** Complete the following **
A - Name every underground gas storage facility that the piece on underground gas storage mentions by name.
B - For each statement, decide whether the piece on underground gas storage supports it. Answer yes or no, and quote the words that settle it. (i) The first gas storage in Canada was built in 1915. (ii) The Kaluzhskoye and Shchelkovskoye facilities were built inside depleted gas fields. (iii) The first UGS well was drilled near Shchelkovo.

February 24, 2016
It is well known that natural gas consumption is highly uneven. This is primarily related to seasonal fluctuations of demand. In order to smooth out these irregularities, special storages are needed for stockpiling excess gas, storing it and, in cases of increased demand, providing it to consumers. An underground gas storage is the most efficient and safest solution.
Today, during a heating season, the Underground Gas Storage (UGS) network of Gazprom secures around 20 to 40 per cent of gas supplies to the domestic and foreign markets.
It all started 60 years ago.
The Council of Ministers Decree on Measures to Ensure Reception of Stavropol Gas by Moscow Consumers No. 1673 was signed on September 12, 1955. The Decree marked the start of the UGS history in the Soviet Union as the construction of gas storages was essential for accomplishing the strategic task set out in this document.
The development of the domestic UGS sector was not quite typical. A fast and cost-effective way of creating a UGS facility is to use a depleted reservoir. Such was the case in Canada, where the first gas storage was constructed in 1915. In the Soviet Union, the first UGS facility, Bashkatovskoye, was built in 1958 inside the Bashkatovskoye depleted gas field near Buguruslan in the Orenburg Region. However, there were no such convenient reservoirs in the central areas of the USSR and the issue had to be dealt with in a different way. It was resolved to construct the Kaluzhskoye and Shchelkovskoye UGS facilities in aquifers. The first UGS well was drilled in 1957 near Kaluga and the second one – in 1958 near Shchelkovo of the Moscow Region. In the archive photo: Kaluga, August 1959.

** Data records **
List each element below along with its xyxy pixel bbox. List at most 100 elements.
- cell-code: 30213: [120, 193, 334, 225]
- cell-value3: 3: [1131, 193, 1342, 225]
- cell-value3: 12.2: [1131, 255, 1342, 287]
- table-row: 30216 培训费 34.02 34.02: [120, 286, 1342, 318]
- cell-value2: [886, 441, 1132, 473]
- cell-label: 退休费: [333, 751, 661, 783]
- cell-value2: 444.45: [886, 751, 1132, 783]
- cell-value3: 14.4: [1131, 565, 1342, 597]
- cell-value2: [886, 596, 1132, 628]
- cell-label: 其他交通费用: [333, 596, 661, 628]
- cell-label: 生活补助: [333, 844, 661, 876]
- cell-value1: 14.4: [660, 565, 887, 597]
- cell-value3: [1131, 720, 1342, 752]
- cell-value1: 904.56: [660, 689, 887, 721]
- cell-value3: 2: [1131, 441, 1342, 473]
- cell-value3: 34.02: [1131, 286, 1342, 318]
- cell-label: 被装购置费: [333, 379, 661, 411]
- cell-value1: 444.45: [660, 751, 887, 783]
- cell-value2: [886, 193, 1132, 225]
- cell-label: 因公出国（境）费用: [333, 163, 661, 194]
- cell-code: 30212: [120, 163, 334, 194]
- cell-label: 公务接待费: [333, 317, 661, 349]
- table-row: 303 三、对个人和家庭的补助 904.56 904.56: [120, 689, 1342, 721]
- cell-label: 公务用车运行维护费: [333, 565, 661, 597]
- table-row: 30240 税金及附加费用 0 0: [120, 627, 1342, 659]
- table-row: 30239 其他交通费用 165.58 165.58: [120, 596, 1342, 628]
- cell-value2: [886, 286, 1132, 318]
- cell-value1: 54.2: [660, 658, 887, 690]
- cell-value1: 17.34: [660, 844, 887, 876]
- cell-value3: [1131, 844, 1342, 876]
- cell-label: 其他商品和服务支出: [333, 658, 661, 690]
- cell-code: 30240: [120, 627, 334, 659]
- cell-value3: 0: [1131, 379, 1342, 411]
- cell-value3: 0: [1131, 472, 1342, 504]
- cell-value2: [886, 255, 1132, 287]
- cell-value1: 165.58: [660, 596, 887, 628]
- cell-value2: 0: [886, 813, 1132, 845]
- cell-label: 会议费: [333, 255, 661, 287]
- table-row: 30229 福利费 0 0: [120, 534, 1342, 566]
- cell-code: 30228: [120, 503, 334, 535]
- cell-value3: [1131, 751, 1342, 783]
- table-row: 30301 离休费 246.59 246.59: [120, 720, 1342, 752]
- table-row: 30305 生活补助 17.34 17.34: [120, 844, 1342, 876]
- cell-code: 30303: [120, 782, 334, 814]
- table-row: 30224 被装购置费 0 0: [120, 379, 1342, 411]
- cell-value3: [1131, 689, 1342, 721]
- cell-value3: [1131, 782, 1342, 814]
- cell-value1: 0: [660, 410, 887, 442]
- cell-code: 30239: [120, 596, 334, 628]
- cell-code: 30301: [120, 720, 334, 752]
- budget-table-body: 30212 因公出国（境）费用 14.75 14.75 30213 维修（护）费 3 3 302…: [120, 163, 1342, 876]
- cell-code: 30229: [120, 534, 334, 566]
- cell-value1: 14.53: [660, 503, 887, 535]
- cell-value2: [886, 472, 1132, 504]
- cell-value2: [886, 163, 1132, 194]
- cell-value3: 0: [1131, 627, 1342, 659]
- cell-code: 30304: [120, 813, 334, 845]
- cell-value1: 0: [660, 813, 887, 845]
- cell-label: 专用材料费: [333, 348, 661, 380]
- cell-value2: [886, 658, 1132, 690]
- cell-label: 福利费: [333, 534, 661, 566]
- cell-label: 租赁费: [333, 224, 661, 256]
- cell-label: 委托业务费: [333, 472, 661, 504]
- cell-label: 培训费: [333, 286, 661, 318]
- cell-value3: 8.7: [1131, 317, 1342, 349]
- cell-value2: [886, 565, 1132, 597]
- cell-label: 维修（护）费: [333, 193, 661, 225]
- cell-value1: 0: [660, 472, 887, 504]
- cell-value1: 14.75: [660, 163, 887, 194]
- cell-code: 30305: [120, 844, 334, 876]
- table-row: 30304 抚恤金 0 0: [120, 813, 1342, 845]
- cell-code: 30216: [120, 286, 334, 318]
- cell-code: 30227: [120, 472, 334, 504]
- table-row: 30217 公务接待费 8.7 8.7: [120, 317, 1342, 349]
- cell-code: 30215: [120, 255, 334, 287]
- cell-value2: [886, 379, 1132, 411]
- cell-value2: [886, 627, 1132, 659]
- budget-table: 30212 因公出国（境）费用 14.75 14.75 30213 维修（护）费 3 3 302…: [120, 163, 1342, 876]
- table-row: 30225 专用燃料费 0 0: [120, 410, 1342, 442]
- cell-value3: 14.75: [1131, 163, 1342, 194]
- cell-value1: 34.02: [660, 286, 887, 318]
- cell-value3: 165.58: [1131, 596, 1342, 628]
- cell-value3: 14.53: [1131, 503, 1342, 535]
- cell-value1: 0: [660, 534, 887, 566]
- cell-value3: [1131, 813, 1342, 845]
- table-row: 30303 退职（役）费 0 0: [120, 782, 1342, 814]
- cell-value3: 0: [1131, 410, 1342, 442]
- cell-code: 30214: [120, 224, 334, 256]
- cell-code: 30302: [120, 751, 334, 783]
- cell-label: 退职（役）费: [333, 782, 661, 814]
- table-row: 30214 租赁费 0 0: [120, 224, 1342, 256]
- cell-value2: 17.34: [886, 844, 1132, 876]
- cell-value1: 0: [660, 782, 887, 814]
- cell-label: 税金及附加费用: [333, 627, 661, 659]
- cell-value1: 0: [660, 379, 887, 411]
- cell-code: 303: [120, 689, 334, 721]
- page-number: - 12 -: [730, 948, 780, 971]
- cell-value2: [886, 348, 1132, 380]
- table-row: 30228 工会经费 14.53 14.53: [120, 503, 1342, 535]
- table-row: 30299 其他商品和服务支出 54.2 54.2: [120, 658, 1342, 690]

** Expected responses **
A - Bashkatovskoye, Kaluzhskoye, Shchelkovskoye

B -
(i) Yes: "Such was the case in Canada, where the first gas storage was constructed in 1915."
(ii) No: "It was resolved to construct the Kaluzhskoye and Shchelkovskoye UGS facilities in aquifers."
(iii) No: "The first UGS well was drilled in 1957 near Kaluga"